**Exercise description**. Each line below must be set down exactly; omit any image you find.

[Extracted data entries]
····················
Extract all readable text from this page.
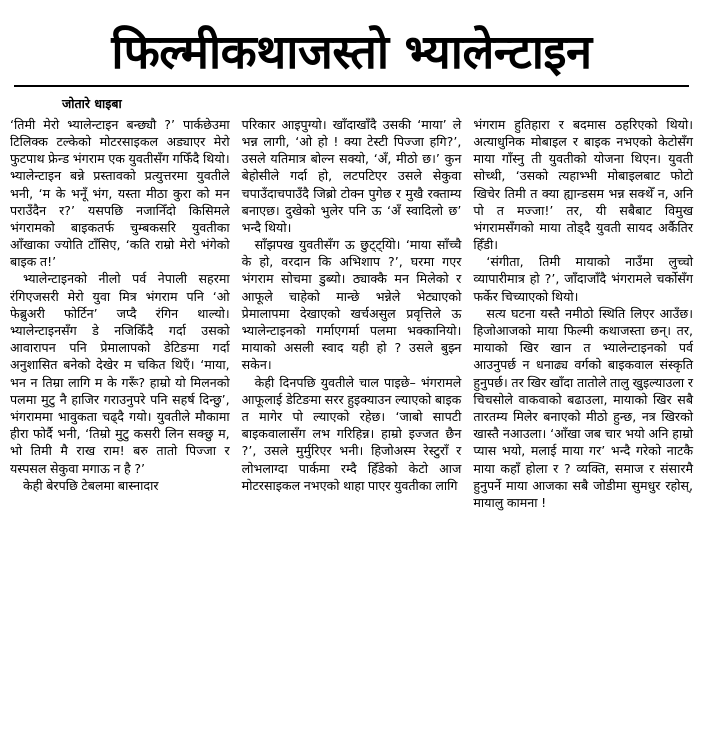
फिल्मीकथाजस्तो भ्यालेन्टाइन
जोतारे धाइबा

‘तिमी मेरो भ्यालेन्टाइन बन्छ्यौ ?’ पार्कछेउमा टिलिक्क टल्केको मोटरसाइकल अड्याएर मेरो फुटपाथ फ्रेन्ड भंगराम एक युवतीसँग गफिँदै थियो। भ्यालेन्टाइन बन्ने प्रस्तावको प्रत्युत्तरमा युवतीले भनी, ‘म के भनूँ भंग, यस्ता मीठा कुरा को मन पराउँदैन र?’ यसपछि नजानिँदो किसिमले भंगरामको बाइकतर्फ चुम्बकसरि युवतीका आँखाका ज्योति टाँसिए, ‘कति राम्रो मेरो भंगेको बाइक त!’

भ्यालेन्टाइनको नीलो पर्व नेपाली सहरमा रंगिएजसरी मेरो युवा मित्र भंगराम पनि ‘ओ फेब्रुअरी फोर्टिन’ जप्दै रंगिन थाल्यो। भ्यालेन्टाइनसँग डे नजिकिँदै गर्दा उसको आवारापन पनि प्रेमालापको डेटिङमा गर्दा अनुशासित बनेको देखेर म चकित थिएँ। ‘माया, भन न तिम्रा लागि म के गरूँ? हाम्रो यो मिलनको पलमा मुटु नै हाजिर गराउनुपरे पनि सहर्ष दिन्छु’, भंगराममा भावुकता चढ्दै गयो। युवतीले मौकामा हीरा फोर्दै भनी, ‘तिम्रो मुटु कसरी लिन सक्छु म, भो तिमी मै राख राम! बरु तातो पिज्जा र यस्पसल सेकुवा मगाऊ न है ?’

केही बेरपछि टेबलमा बास्नादार

परिकार आइपुग्यो। खाँदाखाँदै उसकी ‘माया’ ले भन्न लागी, ‘ओ हो ! क्या टेस्टी पिज्जा हगि?’, उसले यतिमात्र बोल्न सक्यो, ‘अँ, मीठो छ।’ कुन बेहोसीले गर्दा हो, लटपटिएर उसले सेकुवा चपाउँदाचपाउँदै जिब्रो टोक्न पुगेछ र मुखै रक्ताम्य बनाएछ। दुखेको भुलेर पनि ऊ ‘अँ स्वादिलो छ’ भन्दै थियो।

साँझपख युवतीसँग ऊ छुट्ट्यिो। ‘माया साँच्चै के हो, वरदान कि अभिशाप ?’, घरमा गएर भंगराम सोचमा डुब्यो। ठ्याक्कै मन मिलेको र आफूले चाहेको मान्छे भन्नेले भेट्याएको प्रेमालापमा देखाएको खर्चअसुल प्रवृत्तिले ऊ भ्यालेन्टाइनको गर्माएगर्मा पलमा भक्कानियो। मायाको असली स्वाद यही हो ? उसले बुझ्न सकेन।

केही दिनपछि युवतीले चाल पाइछे– भंगरामले आफूलाई डेटिङमा सरर हुइक्याउन ल्याएको बाइक त मागेर पो ल्याएको रहेछ। ‘जाबो सापटी बाइकवालासँग लभ गरिहिन्न। हाम्रो इज्जत छैन ?’, उसले मुर्मुरिएर भनी। हिजोअस्म रेस्टुराँ र लोभलाग्दा पार्कमा रम्दै हिँडेको केटो आज मोटरसाइकल नभएको थाहा पाएर युवतीका लागि

भंगराम हुतिहारा र बदमास ठहरिएको थियो। अत्याधुनिक मोबाइल र बाइक नभएको केटोसँग माया गाँस्नु ती युवतीको योजना थिएन। युवती सोच्थी, ‘उसको त्यहाभ्भी मोबाइलबाट फोटो खिचेर तिमी त क्या ह्यान्डसम भन्न सक्थेँ न, अनि पो त मज्जा!’ तर, यी सबैबाट विमुख भंगरामसँगको माया तोड्दै युवती सायद अर्कैतिर हिँडी।

‘संगीता, तिमी मायाको नाउँमा लुच्चो व्यापारीमात्र हो ?’, जाँदाजाँदै भंगरामले चर्कोसँग फर्केर चिच्याएको थियो।

सत्य घटना यस्तै नमीठो स्थिति लिएर आउँछ। हिजोआजको माया फिल्मी कथाजस्ता छन्। तर, मायाको खिर खान त भ्यालेन्टाइनको पर्व आउनुपर्छ न धनाढ्य वर्गको बाइकवाल संस्कृति हुनुपर्छ। तर खिर खाँदा तातोले तालु खुइल्याउला र चिचसोले वाकवाको बढाउला, मायाको खिर सबै तारतम्य मिलेर बनाएको मीठो हुन्छ, नत्र खिरको खास्तै नआउला। ‘आँखा जब चार भयो अनि हाम्रो प्यास भयो, मलाई माया गर’ भन्दै गरेको नाटकै माया कहाँ होला र ? व्यक्ति, समाज र संसारमै हुनुपर्ने माया आजका सबै जोडीमा सुमधुर रहोस्, मायालु कामना !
····················
**Written answer**.
Extract all readable text from this page.
फिल्मीकथाजस्तो भ्यालेन्टाइन
जोतारे धाइबा

‘तिमी मेरो भ्यालेन्टाइन बन्छ्यौ ?’ पार्कछेउमा टिलिक्क टल्केको मोटरसाइकल अड्याएर मेरो फुटपाथ फ्रेन्ड भंगराम एक युवतीसँग गफिँदै थियो। भ्यालेन्टाइन बन्ने प्रस्तावको प्रत्युत्तरमा युवतीले भनी, ‘म के भनूँ भंग, यस्ता मीठा कुरा को मन पराउँदैन र?’ यसपछि नजानिँदो किसिमले भंगरामको बाइकतर्फ चुम्बकसरि युवतीका आँखाका ज्योति टाँसिए, ‘कति राम्रो मेरो भंगेको बाइक त!’

भ्यालेन्टाइनको नीलो पर्व नेपाली सहरमा रंगिएजसरी मेरो युवा मित्र भंगराम पनि ‘ओ फेब्रुअरी फोर्टिन’ जप्दै रंगिन थाल्यो। भ्यालेन्टाइनसँग डे नजिकिँदै गर्दा उसको आवारापन पनि प्रेमालापको डेटिङमा गर्दा अनुशासित बनेको देखेर म चकित थिएँ। ‘माया, भन न तिम्रा लागि म के गरूँ? हाम्रो यो मिलनको पलमा मुटु नै हाजिर गराउनुपरे पनि सहर्ष दिन्छु’, भंगराममा भावुकता चढ्दै गयो। युवतीले मौकामा हीरा फोर्दै भनी, ‘तिम्रो मुटु कसरी लिन सक्छु म, भो तिमी मै राख राम! बरु तातो पिज्जा र यस्पसल सेकुवा मगाऊ न है ?’

केही बेरपछि टेबलमा बास्नादार

परिकार आइपुग्यो। खाँदाखाँदै उसकी ‘माया’ ले भन्न लागी, ‘ओ हो ! क्या टेस्टी पिज्जा हगि?’, उसले यतिमात्र बोल्न सक्यो, ‘अँ, मीठो छ।’ कुन बेहोसीले गर्दा हो, लटपटिएर उसले सेकुवा चपाउँदाचपाउँदै जिब्रो टोक्न पुगेछ र मुखै रक्ताम्य बनाएछ। दुखेको भुलेर पनि ऊ ‘अँ स्वादिलो छ’ भन्दै थियो।

साँझपख युवतीसँग ऊ छुट्ट्यिो। ‘माया साँच्चै के हो, वरदान कि अभिशाप ?’, घरमा गएर भंगराम सोचमा डुब्यो। ठ्याक्कै मन मिलेको र आफूले चाहेको मान्छे भन्नेले भेट्याएको प्रेमालापमा देखाएको खर्चअसुल प्रवृत्तिले ऊ भ्यालेन्टाइनको गर्माएगर्मा पलमा भक्कानियो। मायाको असली स्वाद यही हो ? उसले बुझ्न सकेन।

केही दिनपछि युवतीले चाल पाइछे– भंगरामले आफूलाई डेटिङमा सरर हुइक्याउन ल्याएको बाइक त मागेर पो ल्याएको रहेछ। ‘जाबो सापटी बाइकवालासँग लभ गरिहिन्न। हाम्रो इज्जत छैन ?’, उसले मुर्मुरिएर भनी। हिजोअस्म रेस्टुराँ र लोभलाग्दा पार्कमा रम्दै हिँडेको केटो आज मोटरसाइकल नभएको थाहा पाएर युवतीका लागि

भंगराम हुतिहारा र बदमास ठहरिएको थियो। अत्याधुनिक मोबाइल र बाइक नभएको केटोसँग माया गाँस्नु ती युवतीको योजना थिएन। युवती सोच्थी, ‘उसको त्यहाभ्भी मोबाइलबाट फोटो खिचेर तिमी त क्या ह्यान्डसम भन्न सक्थेँ न, अनि पो त मज्जा!’ तर, यी सबैबाट विमुख भंगरामसँगको माया तोड्दै युवती सायद अर्कैतिर हिँडी।

‘संगीता, तिमी मायाको नाउँमा लुच्चो व्यापारीमात्र हो ?’, जाँदाजाँदै भंगरामले चर्कोसँग फर्केर चिच्याएको थियो।

सत्य घटना यस्तै नमीठो स्थिति लिएर आउँछ। हिजोआजको माया फिल्मी कथाजस्ता छन्। तर, मायाको खिर खान त भ्यालेन्टाइनको पर्व आउनुपर्छ न धनाढ्य वर्गको बाइकवाल संस्कृति हुनुपर्छ। तर खिर खाँदा तातोले तालु खुइल्याउला र चिचसोले वाकवाको बढाउला, मायाको खिर सबै तारतम्य मिलेर बनाएको मीठो हुन्छ, नत्र खिरको खास्तै नआउला। ‘आँखा जब चार भयो अनि हाम्रो प्यास भयो, मलाई माया गर’ भन्दै गरेको नाटकै माया कहाँ होला र ? व्यक्ति, समाज र संसारमै हुनुपर्ने माया आजका सबै जोडीमा सुमधुर रहोस्, मायालु कामना !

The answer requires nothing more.